■ **To do**
Give the number of lines in the data that contain "Theod", and nothing more.

_____

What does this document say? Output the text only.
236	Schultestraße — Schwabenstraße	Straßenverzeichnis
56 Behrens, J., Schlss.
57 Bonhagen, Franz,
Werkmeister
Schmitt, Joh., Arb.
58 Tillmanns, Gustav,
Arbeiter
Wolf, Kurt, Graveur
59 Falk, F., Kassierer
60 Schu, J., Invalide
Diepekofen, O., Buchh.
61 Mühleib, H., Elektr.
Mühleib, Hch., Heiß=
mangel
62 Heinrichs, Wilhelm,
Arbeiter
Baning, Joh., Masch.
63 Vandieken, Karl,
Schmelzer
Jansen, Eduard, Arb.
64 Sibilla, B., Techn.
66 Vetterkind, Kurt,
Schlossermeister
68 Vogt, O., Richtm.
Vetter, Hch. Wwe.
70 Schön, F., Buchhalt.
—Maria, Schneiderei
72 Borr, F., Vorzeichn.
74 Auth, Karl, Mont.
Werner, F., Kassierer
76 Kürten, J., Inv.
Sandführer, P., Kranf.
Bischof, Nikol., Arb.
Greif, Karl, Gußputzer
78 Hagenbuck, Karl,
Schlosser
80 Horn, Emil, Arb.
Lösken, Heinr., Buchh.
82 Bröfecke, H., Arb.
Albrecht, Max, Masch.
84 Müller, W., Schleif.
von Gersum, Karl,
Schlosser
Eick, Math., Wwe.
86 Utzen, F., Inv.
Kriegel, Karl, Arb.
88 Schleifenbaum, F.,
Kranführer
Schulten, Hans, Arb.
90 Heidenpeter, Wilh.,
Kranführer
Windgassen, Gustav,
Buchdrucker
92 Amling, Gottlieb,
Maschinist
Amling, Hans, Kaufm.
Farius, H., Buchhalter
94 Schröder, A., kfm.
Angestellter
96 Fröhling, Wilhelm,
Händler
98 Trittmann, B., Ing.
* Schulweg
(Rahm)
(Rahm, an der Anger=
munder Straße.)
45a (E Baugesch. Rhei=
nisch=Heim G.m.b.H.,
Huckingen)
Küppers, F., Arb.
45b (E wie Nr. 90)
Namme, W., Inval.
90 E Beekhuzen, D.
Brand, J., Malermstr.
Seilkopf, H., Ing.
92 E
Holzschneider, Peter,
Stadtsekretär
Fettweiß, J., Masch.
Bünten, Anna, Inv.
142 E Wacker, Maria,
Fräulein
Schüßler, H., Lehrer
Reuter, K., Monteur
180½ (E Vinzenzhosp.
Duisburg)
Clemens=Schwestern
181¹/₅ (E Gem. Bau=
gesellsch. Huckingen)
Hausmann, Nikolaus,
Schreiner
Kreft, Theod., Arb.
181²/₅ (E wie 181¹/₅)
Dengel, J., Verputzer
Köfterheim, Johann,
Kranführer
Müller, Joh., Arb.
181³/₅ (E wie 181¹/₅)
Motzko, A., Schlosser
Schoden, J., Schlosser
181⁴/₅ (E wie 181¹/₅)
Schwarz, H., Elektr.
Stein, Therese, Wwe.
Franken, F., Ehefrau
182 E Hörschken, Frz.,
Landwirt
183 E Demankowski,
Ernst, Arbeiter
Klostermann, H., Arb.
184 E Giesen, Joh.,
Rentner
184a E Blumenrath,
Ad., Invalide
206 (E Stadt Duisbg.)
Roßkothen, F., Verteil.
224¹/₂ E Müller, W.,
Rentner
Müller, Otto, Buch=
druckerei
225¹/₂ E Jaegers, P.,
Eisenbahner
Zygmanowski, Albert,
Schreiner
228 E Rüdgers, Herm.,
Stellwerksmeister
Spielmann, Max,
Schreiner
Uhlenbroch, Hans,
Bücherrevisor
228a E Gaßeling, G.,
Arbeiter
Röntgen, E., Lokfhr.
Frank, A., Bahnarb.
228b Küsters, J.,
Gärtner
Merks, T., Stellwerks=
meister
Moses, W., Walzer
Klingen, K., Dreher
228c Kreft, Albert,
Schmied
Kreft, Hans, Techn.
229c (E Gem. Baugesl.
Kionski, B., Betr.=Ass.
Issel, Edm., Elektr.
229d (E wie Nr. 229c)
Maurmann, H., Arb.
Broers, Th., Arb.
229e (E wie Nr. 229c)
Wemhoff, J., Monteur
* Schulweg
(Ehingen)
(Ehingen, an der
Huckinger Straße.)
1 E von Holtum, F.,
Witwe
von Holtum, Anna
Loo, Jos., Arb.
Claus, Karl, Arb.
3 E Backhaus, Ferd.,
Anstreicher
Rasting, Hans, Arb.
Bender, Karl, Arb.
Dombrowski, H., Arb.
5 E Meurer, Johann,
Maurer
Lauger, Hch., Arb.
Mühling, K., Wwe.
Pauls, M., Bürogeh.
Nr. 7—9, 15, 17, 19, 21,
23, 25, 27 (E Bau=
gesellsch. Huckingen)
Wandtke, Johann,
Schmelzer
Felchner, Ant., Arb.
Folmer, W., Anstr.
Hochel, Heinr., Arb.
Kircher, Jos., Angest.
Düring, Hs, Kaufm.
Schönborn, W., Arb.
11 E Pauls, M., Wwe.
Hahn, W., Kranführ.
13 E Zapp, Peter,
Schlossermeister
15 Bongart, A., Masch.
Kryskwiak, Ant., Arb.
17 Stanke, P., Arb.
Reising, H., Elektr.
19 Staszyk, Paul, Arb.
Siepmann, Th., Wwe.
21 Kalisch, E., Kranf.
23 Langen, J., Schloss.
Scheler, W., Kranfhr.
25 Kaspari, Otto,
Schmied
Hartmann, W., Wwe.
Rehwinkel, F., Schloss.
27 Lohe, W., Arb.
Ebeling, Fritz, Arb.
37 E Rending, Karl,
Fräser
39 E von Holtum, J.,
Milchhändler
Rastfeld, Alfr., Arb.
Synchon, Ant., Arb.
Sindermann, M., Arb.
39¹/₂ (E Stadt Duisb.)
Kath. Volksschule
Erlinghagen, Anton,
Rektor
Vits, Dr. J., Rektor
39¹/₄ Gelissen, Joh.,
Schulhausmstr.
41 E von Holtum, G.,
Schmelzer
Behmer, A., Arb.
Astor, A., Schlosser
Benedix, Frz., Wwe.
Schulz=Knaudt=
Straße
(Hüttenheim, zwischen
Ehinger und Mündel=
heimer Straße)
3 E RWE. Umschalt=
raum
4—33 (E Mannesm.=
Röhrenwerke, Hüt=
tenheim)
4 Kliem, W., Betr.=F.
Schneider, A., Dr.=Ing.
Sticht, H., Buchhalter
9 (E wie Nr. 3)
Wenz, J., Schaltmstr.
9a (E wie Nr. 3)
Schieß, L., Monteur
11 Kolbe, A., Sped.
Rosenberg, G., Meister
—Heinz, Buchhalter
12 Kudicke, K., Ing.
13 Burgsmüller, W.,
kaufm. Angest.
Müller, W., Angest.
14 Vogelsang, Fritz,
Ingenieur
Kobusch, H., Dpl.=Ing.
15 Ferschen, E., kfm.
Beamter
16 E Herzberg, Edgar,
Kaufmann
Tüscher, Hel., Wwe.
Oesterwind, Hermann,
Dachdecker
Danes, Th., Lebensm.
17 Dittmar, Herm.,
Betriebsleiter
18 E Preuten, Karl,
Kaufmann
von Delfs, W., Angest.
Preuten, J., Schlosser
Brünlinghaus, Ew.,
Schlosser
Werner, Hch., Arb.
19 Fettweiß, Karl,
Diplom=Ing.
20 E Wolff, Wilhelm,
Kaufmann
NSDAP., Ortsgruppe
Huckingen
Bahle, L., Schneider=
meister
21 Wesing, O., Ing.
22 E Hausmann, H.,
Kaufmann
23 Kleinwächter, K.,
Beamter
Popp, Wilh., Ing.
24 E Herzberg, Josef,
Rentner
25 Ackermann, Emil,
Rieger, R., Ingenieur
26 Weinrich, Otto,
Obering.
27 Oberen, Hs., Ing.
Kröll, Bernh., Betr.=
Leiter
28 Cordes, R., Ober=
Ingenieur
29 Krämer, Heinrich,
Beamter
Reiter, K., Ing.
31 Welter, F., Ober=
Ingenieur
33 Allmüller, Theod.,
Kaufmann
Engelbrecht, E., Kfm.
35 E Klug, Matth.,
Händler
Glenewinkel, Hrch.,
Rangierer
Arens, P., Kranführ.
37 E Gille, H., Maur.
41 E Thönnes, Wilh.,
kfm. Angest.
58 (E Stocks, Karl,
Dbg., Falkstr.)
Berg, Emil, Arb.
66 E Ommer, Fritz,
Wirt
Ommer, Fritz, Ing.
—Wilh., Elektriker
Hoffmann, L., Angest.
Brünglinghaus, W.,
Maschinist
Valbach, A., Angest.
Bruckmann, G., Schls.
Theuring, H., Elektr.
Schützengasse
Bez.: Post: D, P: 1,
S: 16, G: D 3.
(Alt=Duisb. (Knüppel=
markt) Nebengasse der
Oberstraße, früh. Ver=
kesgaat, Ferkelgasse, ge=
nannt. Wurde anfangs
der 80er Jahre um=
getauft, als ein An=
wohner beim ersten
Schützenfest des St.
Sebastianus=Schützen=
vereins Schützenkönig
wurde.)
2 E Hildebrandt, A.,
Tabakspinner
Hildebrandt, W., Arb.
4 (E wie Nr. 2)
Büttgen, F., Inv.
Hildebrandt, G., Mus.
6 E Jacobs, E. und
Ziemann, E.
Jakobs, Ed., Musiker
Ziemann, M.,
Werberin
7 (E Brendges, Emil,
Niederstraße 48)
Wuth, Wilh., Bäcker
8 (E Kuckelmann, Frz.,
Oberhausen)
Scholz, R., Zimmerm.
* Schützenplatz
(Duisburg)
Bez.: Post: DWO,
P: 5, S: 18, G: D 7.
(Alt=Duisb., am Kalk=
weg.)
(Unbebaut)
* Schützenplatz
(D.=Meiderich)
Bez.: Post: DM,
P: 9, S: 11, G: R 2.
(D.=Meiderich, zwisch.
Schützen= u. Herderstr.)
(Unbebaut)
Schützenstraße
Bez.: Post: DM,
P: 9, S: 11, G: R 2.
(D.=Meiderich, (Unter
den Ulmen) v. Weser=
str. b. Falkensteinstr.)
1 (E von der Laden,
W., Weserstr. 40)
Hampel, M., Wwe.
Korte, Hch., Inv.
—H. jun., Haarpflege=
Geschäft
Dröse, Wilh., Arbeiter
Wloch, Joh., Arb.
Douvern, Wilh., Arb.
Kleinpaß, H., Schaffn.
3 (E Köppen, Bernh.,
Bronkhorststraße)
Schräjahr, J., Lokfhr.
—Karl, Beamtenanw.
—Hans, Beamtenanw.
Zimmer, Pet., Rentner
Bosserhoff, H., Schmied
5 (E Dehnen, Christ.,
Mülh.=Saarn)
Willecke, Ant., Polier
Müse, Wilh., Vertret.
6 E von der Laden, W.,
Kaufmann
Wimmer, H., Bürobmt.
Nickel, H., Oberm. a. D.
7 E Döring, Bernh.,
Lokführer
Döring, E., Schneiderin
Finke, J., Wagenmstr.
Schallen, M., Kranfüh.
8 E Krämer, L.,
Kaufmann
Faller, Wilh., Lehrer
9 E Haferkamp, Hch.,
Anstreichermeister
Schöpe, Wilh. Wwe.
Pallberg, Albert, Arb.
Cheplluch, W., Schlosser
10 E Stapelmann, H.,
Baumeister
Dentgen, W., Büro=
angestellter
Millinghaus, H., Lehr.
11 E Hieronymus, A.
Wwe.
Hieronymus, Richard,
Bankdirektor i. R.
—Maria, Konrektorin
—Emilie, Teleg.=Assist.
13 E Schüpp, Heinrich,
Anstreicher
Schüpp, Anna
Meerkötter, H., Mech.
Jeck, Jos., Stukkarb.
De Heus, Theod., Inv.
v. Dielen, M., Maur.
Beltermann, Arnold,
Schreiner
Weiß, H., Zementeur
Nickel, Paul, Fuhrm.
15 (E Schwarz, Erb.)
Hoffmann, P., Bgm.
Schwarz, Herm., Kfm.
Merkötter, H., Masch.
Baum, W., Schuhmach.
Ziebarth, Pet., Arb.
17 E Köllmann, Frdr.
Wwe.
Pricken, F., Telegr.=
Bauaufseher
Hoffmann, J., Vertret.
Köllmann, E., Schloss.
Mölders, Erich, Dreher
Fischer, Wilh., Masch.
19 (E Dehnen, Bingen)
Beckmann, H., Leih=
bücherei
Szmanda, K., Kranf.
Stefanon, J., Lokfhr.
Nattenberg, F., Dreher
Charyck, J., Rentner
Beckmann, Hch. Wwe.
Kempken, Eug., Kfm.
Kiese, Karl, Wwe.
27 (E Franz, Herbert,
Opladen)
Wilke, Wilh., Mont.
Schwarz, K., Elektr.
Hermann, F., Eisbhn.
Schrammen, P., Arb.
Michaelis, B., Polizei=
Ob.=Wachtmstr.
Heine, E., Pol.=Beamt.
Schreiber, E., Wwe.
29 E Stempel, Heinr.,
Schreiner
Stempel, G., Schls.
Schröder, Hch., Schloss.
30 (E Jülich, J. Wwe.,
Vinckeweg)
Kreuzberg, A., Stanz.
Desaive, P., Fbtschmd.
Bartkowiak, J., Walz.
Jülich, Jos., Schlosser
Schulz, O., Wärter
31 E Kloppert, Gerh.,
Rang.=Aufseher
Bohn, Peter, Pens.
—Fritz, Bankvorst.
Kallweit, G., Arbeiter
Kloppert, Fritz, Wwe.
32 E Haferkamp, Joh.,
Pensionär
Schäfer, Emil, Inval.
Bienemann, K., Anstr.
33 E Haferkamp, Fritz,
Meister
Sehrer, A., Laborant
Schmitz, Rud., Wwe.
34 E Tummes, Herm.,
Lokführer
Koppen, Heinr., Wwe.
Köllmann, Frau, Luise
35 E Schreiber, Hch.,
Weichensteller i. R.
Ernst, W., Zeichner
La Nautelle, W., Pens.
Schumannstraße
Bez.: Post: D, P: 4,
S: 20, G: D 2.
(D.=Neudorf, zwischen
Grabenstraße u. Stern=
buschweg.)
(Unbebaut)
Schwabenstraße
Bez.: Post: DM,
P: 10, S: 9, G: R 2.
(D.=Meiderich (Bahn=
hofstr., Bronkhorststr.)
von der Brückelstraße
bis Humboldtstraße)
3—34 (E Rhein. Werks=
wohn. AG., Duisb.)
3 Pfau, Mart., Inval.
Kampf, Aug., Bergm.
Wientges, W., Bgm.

_____

■ **Correct result**
3